Written request >>
Exactly how many lines have the word "News"? Answer with the bare number.

Data for the task >>
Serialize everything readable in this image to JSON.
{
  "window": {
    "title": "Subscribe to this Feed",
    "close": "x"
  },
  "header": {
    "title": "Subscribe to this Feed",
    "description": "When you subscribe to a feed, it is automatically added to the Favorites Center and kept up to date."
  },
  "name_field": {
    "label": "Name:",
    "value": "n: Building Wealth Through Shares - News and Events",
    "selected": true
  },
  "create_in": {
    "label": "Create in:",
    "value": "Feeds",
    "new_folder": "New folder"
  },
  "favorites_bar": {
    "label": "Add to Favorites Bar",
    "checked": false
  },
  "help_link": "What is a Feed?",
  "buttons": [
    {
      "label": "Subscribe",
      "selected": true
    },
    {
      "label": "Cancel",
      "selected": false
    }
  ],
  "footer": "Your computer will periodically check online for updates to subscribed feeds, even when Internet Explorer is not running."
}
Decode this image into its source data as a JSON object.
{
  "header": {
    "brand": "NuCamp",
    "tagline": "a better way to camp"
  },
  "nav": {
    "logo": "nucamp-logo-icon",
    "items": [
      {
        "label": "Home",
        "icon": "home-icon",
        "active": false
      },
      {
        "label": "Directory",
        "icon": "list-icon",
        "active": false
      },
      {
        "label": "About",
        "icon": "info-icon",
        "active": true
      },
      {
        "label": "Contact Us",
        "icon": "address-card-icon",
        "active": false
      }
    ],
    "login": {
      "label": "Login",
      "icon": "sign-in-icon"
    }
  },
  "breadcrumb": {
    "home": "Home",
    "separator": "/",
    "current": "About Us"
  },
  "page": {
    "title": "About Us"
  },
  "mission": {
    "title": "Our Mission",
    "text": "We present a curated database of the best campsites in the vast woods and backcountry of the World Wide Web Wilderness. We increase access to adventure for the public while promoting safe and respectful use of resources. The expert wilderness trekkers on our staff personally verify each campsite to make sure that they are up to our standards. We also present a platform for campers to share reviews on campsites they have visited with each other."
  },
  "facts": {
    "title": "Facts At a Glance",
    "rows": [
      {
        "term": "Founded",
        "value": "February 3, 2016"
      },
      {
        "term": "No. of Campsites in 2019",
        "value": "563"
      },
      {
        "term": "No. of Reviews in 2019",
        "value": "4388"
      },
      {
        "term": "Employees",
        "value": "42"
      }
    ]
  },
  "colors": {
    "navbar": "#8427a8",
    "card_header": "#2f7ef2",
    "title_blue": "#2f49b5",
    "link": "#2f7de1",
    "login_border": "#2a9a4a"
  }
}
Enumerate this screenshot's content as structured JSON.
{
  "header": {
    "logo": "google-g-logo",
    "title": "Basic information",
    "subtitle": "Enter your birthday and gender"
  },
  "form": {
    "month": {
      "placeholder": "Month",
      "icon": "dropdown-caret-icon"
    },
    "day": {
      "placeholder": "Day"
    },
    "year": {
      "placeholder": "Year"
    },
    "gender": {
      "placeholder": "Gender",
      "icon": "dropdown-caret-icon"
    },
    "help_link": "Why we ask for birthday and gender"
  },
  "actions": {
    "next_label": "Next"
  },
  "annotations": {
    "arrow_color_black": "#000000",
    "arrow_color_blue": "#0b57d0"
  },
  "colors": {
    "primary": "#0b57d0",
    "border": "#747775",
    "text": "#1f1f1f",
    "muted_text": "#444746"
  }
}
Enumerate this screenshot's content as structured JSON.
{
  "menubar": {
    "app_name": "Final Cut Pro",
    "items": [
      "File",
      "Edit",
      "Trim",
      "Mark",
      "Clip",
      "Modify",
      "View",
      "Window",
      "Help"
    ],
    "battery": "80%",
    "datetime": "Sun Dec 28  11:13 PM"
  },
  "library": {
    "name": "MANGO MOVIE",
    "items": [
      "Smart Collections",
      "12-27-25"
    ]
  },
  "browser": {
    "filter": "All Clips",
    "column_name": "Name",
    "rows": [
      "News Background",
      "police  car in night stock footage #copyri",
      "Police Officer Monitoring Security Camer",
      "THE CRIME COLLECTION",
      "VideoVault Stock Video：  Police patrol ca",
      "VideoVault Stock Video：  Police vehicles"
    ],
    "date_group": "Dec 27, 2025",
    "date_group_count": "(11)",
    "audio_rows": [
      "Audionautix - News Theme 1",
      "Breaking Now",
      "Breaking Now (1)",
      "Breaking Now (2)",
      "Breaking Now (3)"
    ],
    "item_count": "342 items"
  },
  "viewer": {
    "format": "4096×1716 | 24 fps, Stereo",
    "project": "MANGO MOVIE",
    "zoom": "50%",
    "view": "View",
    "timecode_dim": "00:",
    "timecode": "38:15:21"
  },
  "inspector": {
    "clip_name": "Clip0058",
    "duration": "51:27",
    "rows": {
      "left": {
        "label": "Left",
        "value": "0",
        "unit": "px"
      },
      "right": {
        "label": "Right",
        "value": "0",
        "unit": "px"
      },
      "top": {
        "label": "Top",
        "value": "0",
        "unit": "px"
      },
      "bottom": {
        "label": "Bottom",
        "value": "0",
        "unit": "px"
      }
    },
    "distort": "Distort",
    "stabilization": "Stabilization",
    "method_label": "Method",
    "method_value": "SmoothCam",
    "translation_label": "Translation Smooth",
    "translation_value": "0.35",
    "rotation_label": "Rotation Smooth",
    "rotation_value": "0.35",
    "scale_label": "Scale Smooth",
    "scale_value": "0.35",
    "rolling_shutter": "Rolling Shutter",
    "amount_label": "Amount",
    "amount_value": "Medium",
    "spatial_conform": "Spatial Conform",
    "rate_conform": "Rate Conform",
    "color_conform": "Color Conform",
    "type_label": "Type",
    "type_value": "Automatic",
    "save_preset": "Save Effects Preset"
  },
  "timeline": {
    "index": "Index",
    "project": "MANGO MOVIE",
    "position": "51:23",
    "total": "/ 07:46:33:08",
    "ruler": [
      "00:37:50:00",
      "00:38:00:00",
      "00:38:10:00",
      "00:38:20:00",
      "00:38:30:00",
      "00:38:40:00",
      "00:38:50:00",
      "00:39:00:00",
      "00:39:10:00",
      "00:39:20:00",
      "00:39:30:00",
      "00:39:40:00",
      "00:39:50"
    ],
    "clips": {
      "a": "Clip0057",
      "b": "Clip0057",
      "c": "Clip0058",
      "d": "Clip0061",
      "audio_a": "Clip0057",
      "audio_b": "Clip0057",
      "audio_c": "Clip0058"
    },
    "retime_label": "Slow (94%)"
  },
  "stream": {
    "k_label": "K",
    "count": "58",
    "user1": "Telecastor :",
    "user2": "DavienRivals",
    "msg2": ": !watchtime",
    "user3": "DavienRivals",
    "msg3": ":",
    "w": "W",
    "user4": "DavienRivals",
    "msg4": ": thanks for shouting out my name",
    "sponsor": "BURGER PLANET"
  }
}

Full answer >>
3